> EXERCISE DESCRIPTION: Count each line in which the word "this" appears. Reply with the total and nothing more.

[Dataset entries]

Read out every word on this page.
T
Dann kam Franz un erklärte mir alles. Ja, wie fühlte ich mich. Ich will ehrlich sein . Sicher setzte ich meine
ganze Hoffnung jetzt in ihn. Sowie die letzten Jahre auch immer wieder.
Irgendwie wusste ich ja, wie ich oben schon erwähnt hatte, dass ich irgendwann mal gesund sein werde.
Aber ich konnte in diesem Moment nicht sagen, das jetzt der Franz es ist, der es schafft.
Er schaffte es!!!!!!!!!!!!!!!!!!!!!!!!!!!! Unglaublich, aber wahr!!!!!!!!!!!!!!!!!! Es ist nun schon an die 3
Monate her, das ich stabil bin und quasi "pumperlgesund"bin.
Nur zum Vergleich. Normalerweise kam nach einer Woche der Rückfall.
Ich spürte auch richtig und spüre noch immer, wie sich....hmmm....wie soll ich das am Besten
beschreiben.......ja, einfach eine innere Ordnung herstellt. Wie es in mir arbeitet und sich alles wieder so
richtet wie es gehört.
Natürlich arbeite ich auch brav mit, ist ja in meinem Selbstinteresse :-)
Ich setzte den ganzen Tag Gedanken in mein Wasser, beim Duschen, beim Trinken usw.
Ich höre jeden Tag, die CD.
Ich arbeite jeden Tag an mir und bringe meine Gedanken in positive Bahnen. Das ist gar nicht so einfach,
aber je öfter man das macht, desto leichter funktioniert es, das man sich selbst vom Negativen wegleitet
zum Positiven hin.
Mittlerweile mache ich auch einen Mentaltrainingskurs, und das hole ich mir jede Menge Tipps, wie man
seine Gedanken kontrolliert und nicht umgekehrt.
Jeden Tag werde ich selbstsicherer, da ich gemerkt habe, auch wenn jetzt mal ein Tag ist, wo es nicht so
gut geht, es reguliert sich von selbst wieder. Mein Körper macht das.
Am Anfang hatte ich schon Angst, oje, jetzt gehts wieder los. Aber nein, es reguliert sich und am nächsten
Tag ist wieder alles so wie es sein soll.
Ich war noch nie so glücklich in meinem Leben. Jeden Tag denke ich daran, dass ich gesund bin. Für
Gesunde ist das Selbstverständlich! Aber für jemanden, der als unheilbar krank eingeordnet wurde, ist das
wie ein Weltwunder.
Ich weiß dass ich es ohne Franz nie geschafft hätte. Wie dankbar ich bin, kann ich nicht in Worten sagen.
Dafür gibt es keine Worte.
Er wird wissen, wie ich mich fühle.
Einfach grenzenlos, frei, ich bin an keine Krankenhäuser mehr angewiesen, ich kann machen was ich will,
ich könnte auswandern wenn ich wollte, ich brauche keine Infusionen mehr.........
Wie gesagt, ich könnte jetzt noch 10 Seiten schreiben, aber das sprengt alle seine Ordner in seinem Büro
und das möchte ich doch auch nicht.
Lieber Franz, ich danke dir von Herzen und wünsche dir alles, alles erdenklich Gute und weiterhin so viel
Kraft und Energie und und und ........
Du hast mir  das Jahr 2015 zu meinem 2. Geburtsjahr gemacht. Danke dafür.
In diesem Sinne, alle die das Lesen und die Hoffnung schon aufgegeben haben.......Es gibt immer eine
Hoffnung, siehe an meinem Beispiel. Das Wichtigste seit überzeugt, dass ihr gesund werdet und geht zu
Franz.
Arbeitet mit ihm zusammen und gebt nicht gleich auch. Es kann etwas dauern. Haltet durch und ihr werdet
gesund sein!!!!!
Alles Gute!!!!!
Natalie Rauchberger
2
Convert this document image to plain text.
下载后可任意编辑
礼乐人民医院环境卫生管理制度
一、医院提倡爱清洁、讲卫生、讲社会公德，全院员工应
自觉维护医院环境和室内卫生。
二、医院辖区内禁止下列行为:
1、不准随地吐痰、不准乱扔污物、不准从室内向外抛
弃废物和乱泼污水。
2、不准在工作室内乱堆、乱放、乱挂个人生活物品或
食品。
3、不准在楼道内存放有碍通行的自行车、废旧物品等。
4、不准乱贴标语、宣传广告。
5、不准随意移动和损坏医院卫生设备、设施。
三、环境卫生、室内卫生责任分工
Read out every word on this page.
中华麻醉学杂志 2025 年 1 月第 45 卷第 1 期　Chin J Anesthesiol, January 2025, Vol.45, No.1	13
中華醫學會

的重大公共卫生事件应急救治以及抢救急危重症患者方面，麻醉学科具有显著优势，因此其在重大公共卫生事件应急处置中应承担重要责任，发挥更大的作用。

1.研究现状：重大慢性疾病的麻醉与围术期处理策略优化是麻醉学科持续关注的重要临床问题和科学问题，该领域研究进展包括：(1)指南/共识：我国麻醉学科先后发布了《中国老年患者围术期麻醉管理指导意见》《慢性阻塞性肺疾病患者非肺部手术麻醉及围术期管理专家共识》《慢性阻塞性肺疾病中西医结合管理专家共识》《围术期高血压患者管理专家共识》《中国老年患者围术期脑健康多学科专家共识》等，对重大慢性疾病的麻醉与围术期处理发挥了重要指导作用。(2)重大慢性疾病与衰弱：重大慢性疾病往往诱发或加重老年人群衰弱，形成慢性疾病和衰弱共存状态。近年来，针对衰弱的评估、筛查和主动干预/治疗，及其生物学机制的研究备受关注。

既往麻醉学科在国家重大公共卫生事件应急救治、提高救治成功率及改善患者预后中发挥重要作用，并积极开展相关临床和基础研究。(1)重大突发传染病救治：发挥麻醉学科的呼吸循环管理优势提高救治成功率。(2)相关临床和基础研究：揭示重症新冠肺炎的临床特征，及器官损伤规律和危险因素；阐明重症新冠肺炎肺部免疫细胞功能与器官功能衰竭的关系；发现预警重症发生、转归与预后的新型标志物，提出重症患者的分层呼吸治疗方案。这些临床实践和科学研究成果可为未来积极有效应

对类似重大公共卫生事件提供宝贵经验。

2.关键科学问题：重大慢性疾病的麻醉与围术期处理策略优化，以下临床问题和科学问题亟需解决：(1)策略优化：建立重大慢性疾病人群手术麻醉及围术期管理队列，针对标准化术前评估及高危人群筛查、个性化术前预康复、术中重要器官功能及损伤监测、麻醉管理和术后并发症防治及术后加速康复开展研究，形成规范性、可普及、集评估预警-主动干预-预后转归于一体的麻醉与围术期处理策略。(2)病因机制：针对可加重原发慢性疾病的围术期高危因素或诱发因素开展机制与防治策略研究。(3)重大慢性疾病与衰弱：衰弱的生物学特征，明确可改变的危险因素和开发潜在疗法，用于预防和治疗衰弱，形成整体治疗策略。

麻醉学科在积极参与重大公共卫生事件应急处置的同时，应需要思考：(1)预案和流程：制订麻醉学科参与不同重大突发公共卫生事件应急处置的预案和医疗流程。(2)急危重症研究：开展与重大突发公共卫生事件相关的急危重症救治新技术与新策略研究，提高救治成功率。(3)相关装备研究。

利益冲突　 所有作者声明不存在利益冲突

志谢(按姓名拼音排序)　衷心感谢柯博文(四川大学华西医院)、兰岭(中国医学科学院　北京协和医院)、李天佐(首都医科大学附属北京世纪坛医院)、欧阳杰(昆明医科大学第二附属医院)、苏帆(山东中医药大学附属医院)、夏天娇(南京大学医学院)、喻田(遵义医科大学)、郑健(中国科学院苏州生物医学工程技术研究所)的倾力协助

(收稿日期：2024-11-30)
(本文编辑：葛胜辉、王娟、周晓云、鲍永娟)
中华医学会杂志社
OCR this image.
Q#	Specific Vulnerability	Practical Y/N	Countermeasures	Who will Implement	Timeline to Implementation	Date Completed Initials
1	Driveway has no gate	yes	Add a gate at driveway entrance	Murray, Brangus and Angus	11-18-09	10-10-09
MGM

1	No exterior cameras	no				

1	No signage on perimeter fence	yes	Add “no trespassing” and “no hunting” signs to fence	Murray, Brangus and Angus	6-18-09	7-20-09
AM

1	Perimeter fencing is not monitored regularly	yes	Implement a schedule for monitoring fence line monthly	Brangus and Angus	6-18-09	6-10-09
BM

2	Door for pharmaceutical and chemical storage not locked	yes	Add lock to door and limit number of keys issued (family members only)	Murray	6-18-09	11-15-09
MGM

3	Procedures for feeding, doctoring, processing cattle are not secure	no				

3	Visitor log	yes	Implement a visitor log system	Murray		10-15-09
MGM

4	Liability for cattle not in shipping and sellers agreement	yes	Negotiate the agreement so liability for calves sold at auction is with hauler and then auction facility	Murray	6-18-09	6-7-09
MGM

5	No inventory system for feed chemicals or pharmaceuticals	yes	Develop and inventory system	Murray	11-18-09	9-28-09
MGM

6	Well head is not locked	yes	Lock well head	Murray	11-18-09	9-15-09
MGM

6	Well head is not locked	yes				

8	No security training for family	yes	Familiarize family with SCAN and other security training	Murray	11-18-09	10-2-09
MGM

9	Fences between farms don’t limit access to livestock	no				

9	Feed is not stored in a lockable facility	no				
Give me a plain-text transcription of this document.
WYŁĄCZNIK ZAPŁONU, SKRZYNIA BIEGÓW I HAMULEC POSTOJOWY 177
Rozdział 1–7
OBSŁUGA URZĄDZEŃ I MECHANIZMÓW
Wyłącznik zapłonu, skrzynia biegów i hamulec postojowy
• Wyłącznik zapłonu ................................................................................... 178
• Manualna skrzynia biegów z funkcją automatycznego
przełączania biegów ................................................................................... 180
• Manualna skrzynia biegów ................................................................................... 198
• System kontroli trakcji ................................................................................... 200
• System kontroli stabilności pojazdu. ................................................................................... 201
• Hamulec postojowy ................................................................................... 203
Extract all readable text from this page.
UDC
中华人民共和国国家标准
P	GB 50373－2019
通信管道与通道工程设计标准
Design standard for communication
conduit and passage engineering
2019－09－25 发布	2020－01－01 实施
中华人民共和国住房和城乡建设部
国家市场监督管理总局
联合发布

> WRITTEN ANSWER: 6